> _Request_
Find each line that has the string "when" and give the total, with nothing else.

> _Records supplied_
----
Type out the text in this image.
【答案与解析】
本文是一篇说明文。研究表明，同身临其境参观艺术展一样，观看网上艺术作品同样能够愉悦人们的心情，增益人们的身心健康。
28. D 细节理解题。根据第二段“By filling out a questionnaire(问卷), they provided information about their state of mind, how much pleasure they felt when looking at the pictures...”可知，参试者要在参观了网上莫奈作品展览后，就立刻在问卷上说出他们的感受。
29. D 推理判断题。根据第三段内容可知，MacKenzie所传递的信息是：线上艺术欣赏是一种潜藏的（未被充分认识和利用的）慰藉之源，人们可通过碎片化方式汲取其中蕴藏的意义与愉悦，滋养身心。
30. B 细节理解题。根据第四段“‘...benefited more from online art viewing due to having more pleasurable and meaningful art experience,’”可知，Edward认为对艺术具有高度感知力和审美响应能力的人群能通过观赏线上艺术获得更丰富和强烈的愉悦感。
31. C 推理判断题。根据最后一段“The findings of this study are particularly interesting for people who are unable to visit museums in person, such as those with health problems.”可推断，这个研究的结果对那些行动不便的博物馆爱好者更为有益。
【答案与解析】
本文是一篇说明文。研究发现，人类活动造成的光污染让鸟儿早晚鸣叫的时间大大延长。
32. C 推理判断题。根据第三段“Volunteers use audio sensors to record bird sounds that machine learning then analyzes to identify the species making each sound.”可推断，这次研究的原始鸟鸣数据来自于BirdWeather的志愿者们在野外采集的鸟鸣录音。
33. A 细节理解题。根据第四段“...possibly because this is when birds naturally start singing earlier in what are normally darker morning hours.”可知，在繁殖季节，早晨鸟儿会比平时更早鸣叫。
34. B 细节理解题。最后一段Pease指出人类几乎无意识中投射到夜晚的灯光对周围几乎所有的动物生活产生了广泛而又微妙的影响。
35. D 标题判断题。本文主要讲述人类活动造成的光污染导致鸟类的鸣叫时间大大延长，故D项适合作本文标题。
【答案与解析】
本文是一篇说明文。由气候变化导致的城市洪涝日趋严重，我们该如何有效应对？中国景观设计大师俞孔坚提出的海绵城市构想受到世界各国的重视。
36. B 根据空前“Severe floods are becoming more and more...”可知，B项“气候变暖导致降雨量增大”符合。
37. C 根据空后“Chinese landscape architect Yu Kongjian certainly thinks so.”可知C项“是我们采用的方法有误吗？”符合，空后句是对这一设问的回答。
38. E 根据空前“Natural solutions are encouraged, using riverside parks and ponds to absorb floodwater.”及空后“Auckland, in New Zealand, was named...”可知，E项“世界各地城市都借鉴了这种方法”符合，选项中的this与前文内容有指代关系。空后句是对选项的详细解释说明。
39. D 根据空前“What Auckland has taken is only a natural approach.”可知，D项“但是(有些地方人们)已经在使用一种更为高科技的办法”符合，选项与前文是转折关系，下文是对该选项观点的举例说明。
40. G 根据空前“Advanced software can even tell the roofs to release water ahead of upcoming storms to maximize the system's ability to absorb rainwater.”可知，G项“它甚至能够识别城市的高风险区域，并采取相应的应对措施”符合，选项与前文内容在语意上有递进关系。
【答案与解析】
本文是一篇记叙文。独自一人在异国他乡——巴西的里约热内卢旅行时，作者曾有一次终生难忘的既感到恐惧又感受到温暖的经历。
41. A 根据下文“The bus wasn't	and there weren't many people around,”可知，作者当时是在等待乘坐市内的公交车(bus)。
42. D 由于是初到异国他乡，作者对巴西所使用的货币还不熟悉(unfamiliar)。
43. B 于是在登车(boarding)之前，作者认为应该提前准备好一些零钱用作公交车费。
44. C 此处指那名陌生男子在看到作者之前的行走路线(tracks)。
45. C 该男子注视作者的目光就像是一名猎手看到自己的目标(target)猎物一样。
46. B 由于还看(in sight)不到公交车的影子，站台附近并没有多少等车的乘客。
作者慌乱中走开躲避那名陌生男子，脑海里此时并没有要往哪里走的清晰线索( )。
----
> _Written reply_
2